__SHORT EXERCISE__: Reproduce the rows of the source data word for word, starting with the first row and ending after the row that contains "slice-label: そう思わない <box>88 344 232 372</box>".
--- begin DATA TO PROCESS ---
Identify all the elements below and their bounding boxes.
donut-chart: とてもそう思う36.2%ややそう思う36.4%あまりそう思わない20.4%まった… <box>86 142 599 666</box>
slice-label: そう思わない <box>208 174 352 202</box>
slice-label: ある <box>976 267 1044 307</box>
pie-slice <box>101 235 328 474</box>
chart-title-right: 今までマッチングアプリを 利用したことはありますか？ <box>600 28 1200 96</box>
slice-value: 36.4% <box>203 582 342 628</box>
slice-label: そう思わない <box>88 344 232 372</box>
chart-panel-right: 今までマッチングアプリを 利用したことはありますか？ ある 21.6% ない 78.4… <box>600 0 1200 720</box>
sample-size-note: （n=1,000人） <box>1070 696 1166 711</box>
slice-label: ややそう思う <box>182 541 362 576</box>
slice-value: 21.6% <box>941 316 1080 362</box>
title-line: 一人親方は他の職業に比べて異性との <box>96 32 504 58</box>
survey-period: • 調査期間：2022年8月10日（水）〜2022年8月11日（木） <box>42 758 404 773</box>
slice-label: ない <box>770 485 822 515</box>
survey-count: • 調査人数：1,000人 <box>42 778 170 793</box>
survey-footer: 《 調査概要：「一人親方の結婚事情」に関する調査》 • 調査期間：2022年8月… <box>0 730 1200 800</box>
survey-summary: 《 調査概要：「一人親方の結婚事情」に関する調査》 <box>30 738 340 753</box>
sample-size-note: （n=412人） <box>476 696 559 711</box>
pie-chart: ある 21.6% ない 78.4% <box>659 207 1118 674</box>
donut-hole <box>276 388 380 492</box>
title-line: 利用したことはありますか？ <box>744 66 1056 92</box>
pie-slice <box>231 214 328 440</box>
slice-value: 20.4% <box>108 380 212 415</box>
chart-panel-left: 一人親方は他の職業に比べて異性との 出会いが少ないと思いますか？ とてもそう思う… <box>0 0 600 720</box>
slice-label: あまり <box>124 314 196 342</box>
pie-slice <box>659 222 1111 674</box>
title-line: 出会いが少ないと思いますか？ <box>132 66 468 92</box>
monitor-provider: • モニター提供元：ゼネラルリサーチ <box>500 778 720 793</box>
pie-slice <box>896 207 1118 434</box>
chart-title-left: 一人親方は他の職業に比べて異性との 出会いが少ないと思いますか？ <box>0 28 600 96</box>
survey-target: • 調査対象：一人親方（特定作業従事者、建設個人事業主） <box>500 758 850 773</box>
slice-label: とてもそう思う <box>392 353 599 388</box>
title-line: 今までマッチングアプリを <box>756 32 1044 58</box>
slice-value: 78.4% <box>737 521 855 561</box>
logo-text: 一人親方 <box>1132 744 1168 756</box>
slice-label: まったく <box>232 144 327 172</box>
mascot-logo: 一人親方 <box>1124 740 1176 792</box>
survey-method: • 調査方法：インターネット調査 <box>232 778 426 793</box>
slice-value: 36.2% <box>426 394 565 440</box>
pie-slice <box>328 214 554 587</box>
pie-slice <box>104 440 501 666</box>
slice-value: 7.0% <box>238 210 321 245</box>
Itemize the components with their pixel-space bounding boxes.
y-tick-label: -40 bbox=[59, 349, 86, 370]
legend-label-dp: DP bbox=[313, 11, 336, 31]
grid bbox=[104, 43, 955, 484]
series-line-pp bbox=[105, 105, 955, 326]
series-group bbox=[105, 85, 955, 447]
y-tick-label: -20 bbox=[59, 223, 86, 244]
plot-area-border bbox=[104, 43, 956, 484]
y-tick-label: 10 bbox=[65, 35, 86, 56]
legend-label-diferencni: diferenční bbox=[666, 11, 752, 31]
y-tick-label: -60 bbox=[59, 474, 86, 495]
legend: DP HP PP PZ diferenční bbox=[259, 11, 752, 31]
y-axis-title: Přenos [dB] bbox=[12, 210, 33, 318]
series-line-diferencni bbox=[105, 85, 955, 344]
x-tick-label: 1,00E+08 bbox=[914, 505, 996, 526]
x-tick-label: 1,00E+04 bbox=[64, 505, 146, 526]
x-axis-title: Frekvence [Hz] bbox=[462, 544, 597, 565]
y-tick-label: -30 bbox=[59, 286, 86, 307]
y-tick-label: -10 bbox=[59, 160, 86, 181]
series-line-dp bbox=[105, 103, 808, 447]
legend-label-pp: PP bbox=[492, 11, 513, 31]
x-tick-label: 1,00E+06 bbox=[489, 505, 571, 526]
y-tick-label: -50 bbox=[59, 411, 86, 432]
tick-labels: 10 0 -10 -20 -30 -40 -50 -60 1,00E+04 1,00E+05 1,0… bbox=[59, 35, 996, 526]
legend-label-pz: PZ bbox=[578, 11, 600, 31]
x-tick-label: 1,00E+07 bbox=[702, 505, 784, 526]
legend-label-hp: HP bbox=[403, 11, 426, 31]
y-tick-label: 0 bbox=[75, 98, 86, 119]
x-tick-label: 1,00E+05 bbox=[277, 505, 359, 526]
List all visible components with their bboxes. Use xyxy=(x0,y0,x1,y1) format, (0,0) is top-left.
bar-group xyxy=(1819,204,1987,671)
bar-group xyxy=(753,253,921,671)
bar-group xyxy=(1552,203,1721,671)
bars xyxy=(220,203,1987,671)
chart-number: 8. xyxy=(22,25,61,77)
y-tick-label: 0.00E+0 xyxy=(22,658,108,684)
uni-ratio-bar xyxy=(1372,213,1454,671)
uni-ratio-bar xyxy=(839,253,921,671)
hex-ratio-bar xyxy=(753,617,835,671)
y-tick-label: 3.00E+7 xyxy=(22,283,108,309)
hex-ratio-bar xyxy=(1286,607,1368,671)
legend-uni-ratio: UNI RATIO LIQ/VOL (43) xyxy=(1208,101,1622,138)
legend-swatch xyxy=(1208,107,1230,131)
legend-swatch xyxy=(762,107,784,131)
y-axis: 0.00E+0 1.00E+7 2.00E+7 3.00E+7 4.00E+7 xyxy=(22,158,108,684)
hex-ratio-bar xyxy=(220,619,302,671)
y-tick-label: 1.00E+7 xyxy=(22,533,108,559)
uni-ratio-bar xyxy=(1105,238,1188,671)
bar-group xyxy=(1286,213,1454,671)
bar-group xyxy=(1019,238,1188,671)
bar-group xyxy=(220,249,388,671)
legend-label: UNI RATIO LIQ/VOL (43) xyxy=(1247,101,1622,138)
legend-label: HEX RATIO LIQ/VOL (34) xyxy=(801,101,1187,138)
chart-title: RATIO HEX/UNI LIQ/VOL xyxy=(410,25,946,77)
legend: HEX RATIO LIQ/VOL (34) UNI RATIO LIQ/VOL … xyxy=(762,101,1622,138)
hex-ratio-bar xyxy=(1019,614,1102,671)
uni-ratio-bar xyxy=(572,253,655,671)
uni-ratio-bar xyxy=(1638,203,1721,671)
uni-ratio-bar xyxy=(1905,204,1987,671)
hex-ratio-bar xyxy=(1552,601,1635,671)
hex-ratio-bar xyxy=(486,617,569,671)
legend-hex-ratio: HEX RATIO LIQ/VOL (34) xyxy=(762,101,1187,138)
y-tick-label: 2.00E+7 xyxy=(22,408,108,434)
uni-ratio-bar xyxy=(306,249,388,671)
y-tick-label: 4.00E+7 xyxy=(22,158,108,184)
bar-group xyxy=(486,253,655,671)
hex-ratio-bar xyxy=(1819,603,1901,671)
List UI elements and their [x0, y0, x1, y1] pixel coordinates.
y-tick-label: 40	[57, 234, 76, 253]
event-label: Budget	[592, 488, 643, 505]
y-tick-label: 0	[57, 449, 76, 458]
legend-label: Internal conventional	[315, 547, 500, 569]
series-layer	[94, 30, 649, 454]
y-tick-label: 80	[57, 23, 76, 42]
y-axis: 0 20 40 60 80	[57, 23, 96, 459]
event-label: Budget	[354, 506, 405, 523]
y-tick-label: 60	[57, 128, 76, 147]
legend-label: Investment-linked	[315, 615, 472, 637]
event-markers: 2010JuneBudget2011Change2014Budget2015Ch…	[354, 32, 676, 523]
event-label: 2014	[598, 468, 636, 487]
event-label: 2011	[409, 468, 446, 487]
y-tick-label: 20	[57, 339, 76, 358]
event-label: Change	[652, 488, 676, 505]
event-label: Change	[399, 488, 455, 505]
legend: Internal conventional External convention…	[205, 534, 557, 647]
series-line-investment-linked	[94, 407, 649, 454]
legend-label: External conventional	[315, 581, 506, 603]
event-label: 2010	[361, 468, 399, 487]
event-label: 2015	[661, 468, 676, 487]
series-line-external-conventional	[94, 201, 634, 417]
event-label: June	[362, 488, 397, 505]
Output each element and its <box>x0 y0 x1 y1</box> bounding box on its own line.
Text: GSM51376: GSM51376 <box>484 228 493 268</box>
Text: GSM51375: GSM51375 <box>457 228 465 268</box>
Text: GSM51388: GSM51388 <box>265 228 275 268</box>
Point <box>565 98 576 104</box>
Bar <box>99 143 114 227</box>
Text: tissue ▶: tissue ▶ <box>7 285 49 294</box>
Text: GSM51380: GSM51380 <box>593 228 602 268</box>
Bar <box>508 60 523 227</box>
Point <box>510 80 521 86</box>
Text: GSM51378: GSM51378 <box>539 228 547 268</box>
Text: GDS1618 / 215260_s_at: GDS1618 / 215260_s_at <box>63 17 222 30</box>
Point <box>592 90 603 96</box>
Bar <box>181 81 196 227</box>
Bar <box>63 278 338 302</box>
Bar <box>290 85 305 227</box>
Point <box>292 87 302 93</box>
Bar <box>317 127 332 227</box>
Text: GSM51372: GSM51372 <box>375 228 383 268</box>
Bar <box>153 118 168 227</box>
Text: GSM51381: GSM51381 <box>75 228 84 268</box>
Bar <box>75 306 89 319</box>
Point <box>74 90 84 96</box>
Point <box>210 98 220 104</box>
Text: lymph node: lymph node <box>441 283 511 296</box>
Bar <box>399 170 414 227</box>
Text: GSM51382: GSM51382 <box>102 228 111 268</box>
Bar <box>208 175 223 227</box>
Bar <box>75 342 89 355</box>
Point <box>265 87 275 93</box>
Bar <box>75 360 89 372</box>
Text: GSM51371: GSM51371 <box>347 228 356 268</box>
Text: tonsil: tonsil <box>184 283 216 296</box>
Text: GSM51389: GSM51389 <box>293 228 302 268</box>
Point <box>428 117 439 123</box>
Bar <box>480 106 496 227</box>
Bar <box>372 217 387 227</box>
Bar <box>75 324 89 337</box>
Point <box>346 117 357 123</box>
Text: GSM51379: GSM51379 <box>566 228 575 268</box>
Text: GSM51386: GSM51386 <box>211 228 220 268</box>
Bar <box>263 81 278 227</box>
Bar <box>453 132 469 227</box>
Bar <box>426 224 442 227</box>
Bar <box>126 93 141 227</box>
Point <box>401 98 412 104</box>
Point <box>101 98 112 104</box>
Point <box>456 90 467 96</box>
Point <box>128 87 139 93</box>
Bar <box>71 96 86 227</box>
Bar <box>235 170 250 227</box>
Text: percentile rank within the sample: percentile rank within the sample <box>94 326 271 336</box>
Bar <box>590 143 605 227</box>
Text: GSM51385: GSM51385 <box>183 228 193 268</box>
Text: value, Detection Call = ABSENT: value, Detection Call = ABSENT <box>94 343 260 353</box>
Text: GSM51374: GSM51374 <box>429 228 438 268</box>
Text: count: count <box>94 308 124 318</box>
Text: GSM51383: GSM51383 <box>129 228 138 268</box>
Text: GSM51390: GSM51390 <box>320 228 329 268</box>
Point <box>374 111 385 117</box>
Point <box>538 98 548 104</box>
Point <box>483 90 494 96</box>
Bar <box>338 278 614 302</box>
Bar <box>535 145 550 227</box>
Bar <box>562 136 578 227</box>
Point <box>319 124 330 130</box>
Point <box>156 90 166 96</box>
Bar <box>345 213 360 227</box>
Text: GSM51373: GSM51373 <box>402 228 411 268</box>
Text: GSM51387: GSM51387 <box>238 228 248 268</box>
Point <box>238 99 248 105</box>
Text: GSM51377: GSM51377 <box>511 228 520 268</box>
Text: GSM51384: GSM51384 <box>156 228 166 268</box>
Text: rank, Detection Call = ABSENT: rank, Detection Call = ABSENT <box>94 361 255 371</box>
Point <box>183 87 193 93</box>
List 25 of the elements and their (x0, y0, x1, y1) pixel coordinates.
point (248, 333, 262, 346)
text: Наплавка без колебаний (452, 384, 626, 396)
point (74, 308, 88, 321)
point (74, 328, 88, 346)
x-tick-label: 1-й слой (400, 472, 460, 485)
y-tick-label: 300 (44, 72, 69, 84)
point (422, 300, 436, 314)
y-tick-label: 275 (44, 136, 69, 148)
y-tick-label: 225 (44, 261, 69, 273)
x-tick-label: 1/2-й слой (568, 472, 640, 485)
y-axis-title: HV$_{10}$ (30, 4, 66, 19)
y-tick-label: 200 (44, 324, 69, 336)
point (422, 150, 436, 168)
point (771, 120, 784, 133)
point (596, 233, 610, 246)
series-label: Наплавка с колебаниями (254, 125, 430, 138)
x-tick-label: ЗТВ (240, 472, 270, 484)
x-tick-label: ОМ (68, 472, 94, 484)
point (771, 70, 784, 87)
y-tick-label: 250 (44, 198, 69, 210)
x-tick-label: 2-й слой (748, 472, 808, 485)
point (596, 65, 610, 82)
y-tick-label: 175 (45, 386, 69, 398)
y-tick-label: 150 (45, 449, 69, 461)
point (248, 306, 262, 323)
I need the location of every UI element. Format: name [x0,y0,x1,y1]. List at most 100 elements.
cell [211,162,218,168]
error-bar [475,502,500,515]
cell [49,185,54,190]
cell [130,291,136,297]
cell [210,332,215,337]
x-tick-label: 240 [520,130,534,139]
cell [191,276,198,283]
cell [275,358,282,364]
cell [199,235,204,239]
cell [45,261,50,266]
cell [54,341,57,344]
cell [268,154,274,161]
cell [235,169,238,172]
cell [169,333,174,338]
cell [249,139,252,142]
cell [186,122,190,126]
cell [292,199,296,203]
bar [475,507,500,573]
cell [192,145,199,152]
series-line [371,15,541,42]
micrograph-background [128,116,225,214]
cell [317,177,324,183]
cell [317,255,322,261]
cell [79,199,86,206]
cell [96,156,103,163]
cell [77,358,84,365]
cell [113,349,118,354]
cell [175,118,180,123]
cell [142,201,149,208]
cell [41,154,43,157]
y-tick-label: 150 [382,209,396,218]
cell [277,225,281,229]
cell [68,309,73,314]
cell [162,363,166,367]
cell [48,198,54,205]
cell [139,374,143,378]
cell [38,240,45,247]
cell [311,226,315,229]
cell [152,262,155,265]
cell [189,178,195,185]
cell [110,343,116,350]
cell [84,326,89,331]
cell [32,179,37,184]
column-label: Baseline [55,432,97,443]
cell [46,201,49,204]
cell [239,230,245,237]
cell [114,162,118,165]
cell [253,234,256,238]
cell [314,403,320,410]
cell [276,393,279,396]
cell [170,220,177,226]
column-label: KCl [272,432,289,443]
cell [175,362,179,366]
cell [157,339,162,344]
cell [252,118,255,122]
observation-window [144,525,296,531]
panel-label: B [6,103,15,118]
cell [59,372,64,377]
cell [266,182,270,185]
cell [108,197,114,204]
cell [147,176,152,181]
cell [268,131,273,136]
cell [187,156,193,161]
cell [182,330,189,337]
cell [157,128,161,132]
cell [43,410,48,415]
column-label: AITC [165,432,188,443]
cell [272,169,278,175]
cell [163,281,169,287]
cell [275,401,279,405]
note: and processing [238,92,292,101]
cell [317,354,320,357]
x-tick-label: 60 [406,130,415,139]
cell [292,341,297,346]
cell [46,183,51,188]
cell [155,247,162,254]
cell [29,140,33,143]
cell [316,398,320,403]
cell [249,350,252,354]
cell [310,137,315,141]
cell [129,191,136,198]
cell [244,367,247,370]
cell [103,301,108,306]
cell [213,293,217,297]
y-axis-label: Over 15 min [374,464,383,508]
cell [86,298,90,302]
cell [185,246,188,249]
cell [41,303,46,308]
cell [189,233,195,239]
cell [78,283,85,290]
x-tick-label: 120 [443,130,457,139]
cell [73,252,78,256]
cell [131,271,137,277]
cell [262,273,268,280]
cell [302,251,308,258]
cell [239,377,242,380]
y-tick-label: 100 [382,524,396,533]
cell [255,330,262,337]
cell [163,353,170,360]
--- end DATA TO PROCESS ---
__REPLY TO THE EXERCISE__:
Identify all the elements below and their bounding boxes.
donut-chart: とてもそう思う36.2%ややそう思う36.4%あまりそう思わない20.4%まった… <box>86 142 599 666</box>
slice-label: そう思わない <box>208 174 352 202</box>
slice-label: ある <box>976 267 1044 307</box>
pie-slice <box>101 235 328 474</box>
chart-title-right: 今までマッチングアプリを 利用したことはありますか？ <box>600 28 1200 96</box>
slice-value: 36.4% <box>203 582 342 628</box>
slice-label: そう思わない <box>88 344 232 372</box>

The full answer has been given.